* EXERCISE AIM *
Determine how many lines of the entries contain "verified". Reply with that number alone.

═══ DATA TO USE

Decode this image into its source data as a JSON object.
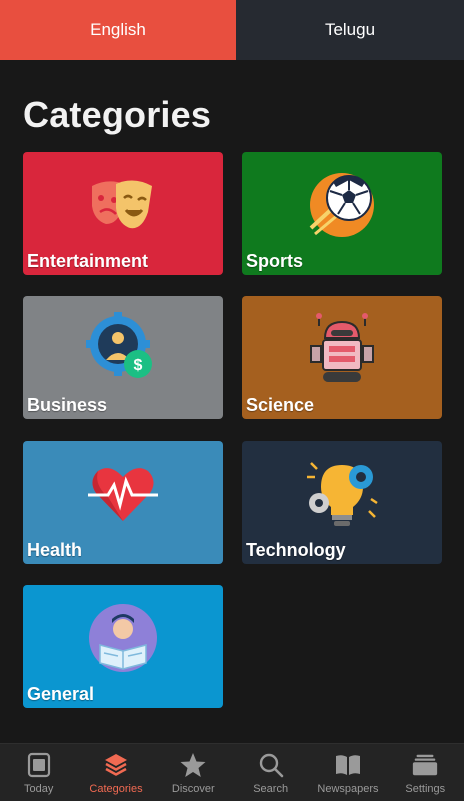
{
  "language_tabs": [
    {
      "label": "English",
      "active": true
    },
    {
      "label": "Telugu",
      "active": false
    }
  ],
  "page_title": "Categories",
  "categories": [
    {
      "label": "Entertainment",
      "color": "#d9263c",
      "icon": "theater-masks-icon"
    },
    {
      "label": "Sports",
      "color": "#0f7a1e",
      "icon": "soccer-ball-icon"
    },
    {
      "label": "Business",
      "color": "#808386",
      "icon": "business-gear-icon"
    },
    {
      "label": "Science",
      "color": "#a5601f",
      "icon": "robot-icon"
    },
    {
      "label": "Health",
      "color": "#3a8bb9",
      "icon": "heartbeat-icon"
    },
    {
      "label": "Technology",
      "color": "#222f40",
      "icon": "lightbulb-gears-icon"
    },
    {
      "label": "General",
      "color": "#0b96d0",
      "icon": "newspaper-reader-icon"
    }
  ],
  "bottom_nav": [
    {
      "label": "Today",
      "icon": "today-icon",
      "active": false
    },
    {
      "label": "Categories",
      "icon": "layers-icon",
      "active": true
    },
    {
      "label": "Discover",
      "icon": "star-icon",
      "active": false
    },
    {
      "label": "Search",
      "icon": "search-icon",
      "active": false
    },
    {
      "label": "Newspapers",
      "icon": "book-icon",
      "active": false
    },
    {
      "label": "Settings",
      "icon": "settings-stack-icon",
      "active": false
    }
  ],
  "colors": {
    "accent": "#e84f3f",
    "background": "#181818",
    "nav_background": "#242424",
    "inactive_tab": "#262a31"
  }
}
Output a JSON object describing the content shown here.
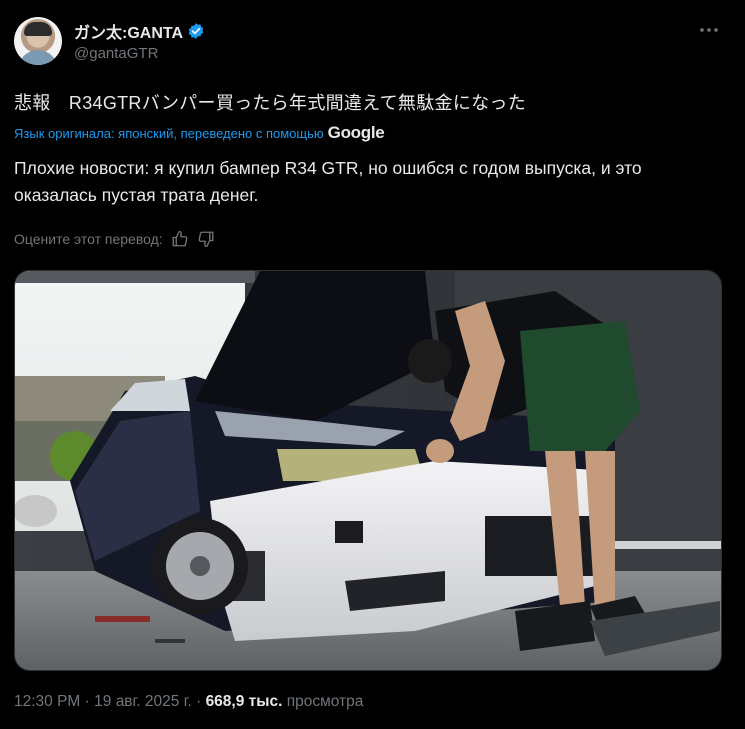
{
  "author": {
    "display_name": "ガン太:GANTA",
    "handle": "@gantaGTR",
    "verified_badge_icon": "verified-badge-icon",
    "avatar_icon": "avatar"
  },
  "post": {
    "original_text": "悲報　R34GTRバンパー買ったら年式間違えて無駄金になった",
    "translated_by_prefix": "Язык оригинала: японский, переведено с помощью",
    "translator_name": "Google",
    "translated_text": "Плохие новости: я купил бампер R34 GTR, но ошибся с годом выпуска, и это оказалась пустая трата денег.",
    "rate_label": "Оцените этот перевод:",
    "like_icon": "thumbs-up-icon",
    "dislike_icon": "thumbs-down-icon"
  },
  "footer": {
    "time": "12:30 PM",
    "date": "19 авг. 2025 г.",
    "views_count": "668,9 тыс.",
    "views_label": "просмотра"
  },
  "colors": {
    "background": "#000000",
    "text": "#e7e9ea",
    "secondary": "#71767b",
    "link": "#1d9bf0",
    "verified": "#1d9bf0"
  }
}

══════

* SOLUTION TO THE EXERCISE *
2